Brief:
Among the entries, which lines carry the string "JSON"? Copy each of them.

-- START Records supplied --

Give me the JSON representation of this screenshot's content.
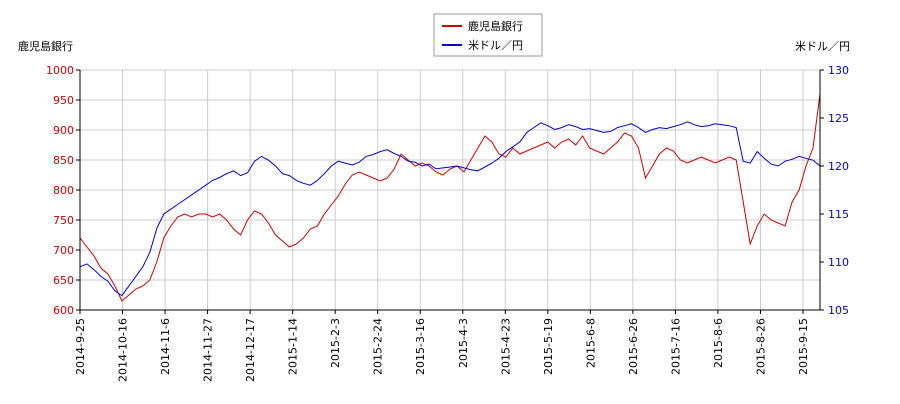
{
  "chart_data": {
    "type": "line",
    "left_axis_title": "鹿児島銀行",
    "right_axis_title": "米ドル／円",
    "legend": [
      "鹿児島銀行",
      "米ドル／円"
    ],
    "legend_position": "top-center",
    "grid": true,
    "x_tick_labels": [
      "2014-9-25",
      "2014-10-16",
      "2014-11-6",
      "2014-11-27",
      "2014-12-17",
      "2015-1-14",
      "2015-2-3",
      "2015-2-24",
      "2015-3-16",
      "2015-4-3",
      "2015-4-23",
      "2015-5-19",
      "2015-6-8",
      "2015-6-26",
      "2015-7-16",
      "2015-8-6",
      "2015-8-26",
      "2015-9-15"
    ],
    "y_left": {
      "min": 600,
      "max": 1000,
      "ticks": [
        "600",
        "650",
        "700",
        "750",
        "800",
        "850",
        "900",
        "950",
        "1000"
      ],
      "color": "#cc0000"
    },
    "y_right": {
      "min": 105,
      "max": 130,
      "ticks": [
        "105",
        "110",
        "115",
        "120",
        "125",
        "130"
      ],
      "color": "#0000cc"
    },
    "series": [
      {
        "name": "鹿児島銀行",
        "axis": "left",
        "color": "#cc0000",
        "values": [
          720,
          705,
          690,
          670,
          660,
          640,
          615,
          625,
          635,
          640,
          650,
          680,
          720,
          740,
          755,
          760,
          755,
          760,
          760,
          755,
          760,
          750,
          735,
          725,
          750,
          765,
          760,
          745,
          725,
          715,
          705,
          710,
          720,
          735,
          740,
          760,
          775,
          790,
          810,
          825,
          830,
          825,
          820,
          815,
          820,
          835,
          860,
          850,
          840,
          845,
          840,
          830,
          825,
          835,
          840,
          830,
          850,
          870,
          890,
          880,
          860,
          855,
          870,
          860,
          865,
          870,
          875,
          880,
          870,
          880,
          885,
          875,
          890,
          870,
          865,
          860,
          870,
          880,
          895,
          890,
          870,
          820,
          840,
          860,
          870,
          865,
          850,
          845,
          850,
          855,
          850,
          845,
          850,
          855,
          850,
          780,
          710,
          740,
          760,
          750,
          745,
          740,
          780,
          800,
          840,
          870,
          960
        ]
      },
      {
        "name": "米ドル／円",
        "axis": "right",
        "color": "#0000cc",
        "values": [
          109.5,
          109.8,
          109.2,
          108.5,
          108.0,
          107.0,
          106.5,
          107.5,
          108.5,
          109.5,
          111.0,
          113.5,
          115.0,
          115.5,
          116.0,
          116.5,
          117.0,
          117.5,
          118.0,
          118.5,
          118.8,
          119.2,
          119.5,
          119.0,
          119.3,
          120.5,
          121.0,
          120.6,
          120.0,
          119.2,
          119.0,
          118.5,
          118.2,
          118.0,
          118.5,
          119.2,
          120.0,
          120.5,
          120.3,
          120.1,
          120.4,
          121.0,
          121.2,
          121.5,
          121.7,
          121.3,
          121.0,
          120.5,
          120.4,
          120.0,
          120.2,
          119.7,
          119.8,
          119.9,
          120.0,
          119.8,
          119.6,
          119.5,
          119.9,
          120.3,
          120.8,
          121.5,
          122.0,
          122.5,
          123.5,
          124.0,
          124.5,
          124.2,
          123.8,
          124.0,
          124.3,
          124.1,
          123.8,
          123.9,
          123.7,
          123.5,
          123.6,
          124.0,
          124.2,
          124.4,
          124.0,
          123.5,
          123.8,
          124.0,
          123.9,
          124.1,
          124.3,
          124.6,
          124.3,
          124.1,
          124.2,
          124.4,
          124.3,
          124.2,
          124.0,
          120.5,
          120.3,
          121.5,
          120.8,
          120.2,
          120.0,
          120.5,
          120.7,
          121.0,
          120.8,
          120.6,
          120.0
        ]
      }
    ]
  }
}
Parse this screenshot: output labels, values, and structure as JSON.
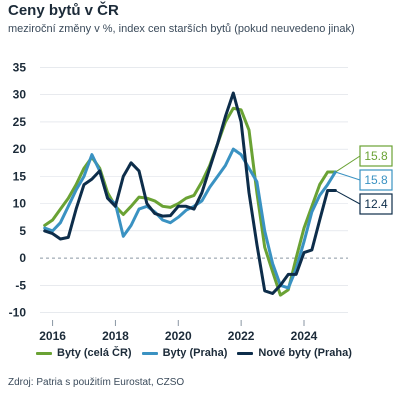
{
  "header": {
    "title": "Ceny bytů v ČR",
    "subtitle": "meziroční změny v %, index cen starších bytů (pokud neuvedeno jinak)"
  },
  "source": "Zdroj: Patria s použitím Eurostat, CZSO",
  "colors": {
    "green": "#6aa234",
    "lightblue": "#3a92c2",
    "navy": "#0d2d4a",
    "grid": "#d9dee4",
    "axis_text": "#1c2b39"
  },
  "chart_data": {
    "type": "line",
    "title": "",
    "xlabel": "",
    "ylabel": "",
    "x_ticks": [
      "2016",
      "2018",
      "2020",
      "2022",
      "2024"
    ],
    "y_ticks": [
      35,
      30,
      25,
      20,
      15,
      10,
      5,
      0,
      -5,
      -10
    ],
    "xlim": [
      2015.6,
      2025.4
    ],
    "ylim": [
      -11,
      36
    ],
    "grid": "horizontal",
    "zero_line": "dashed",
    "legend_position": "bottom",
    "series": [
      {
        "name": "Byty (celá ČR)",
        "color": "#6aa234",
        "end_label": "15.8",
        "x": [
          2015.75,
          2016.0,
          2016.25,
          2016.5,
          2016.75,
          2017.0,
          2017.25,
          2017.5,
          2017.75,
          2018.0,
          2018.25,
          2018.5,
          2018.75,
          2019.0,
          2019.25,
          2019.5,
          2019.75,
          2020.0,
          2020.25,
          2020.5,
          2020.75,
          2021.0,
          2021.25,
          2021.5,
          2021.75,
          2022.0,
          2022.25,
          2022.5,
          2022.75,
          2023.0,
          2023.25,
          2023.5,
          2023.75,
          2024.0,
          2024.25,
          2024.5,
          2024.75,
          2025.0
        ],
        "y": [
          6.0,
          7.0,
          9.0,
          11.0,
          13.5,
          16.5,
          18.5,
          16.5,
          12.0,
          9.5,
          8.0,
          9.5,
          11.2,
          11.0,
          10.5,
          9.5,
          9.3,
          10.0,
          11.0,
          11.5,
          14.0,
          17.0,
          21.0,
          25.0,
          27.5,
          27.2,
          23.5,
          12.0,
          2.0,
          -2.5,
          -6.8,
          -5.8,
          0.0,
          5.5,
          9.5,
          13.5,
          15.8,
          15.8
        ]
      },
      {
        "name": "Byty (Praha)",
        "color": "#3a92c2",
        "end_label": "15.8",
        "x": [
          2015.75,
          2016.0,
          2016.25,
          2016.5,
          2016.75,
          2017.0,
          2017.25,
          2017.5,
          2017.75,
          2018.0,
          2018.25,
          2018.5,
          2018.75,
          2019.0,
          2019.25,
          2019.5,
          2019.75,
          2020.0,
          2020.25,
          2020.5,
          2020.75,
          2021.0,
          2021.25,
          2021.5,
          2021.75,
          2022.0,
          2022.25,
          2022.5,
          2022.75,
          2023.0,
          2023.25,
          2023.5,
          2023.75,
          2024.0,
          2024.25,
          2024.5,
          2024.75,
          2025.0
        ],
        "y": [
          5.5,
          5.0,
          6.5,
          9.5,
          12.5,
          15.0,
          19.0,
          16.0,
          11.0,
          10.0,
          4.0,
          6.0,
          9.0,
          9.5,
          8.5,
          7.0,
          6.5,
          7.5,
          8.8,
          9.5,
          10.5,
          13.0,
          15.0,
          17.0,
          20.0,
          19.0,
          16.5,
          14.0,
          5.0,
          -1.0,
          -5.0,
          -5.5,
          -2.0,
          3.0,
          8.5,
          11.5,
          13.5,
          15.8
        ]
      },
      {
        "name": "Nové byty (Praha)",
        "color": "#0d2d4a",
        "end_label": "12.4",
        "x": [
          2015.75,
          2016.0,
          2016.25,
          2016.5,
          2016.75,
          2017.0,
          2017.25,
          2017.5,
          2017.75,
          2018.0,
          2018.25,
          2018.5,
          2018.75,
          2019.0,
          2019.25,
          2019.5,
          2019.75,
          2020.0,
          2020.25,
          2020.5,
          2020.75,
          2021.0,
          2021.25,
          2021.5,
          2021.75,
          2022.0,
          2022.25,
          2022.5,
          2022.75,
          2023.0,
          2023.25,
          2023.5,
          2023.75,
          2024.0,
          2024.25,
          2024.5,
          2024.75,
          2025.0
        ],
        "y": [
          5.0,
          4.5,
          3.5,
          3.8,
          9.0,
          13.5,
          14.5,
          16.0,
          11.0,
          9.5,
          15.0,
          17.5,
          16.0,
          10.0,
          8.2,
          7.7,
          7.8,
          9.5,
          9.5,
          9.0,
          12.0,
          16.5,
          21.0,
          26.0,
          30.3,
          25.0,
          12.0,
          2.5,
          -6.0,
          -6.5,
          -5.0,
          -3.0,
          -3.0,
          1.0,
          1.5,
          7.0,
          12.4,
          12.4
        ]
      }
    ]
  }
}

-- END Records supplied --

Result of this task:
Give me the JSON representation of this screenshot's content.
Parse this screenshot: output labels, values, and structure as JSON.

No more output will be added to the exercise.